Count how many lines mention the word "самоеды". Write that number alone.

*Input*.
##############################

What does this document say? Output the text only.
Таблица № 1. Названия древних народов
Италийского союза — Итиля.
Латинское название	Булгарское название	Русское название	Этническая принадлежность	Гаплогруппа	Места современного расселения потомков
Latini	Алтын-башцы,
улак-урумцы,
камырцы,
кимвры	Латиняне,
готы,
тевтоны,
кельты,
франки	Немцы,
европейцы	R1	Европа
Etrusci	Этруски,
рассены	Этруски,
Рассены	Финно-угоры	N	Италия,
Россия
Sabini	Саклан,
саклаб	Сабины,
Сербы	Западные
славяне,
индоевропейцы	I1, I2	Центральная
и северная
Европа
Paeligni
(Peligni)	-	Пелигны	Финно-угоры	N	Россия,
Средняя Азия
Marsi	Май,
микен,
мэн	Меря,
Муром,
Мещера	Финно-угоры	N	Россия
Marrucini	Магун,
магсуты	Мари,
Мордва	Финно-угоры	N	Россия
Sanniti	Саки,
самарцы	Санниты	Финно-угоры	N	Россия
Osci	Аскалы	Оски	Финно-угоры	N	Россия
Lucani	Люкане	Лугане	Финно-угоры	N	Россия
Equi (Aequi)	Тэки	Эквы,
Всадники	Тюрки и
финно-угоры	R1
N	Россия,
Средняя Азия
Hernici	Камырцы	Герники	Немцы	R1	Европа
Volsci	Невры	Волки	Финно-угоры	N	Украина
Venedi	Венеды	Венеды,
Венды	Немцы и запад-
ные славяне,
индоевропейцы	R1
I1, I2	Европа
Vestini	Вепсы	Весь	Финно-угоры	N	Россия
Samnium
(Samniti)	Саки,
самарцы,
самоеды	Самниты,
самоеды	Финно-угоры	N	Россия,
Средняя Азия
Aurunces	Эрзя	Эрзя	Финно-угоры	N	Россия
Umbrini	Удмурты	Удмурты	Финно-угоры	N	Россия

##############################

*Solution to this task*.
2